[Stored records]
········

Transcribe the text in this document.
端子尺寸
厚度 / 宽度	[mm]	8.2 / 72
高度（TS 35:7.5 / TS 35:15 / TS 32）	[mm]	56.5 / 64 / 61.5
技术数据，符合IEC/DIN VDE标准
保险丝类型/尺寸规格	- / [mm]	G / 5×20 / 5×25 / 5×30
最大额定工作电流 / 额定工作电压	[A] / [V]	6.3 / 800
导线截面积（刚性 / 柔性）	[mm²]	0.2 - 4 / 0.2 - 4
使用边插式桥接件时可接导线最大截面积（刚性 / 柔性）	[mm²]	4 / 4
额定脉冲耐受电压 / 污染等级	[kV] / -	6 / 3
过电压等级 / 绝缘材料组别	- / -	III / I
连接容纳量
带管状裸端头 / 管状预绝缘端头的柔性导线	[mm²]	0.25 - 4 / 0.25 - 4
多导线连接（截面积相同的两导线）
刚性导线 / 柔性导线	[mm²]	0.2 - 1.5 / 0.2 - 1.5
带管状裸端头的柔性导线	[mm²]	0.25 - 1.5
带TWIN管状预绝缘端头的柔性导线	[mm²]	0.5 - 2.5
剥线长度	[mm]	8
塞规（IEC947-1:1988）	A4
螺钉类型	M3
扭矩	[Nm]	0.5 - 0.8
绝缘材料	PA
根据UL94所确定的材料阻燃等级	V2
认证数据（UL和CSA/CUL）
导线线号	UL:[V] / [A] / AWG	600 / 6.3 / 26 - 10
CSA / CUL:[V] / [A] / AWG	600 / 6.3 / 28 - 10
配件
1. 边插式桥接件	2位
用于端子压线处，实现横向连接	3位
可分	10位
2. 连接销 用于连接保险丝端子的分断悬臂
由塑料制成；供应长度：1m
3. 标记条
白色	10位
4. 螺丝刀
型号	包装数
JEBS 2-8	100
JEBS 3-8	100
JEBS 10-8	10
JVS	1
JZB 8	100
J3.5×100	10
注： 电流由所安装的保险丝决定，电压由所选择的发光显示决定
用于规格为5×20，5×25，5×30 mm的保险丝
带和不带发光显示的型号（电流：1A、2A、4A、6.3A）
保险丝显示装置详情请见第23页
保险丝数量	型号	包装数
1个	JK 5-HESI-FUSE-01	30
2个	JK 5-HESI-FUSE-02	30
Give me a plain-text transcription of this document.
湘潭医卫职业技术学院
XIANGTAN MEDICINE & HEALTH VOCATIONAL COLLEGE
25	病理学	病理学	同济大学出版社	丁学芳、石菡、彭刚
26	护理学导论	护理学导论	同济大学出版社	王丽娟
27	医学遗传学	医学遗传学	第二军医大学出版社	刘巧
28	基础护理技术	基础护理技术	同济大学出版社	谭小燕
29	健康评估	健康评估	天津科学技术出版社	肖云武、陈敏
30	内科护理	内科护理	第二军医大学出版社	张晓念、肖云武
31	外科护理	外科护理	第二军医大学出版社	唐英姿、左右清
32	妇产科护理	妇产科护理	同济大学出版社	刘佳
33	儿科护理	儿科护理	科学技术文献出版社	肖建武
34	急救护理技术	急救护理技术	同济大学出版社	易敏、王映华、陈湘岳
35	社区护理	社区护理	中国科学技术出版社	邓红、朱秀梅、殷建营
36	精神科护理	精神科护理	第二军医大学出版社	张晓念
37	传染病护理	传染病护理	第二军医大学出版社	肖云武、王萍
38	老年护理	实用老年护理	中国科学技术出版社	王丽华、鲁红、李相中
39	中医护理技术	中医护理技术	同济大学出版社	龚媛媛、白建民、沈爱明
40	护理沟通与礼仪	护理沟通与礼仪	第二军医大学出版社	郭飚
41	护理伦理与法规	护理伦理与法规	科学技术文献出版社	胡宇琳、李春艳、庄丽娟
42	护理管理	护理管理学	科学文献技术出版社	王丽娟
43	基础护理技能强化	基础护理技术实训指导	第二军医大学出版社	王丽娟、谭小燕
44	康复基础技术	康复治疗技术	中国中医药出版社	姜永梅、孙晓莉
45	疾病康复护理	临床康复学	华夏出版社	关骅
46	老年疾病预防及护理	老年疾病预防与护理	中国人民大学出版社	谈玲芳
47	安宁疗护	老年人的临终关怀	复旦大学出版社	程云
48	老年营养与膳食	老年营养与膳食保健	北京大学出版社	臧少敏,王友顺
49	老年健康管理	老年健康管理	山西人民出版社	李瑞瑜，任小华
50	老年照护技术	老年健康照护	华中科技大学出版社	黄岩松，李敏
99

········

EXERCISE DIRECTIONS — Pull every line containing "text" from the material above.

SOLUTION TO THIS EXERCISE —
Transcribe the text in this document.
Give me a plain-text transcription of this document.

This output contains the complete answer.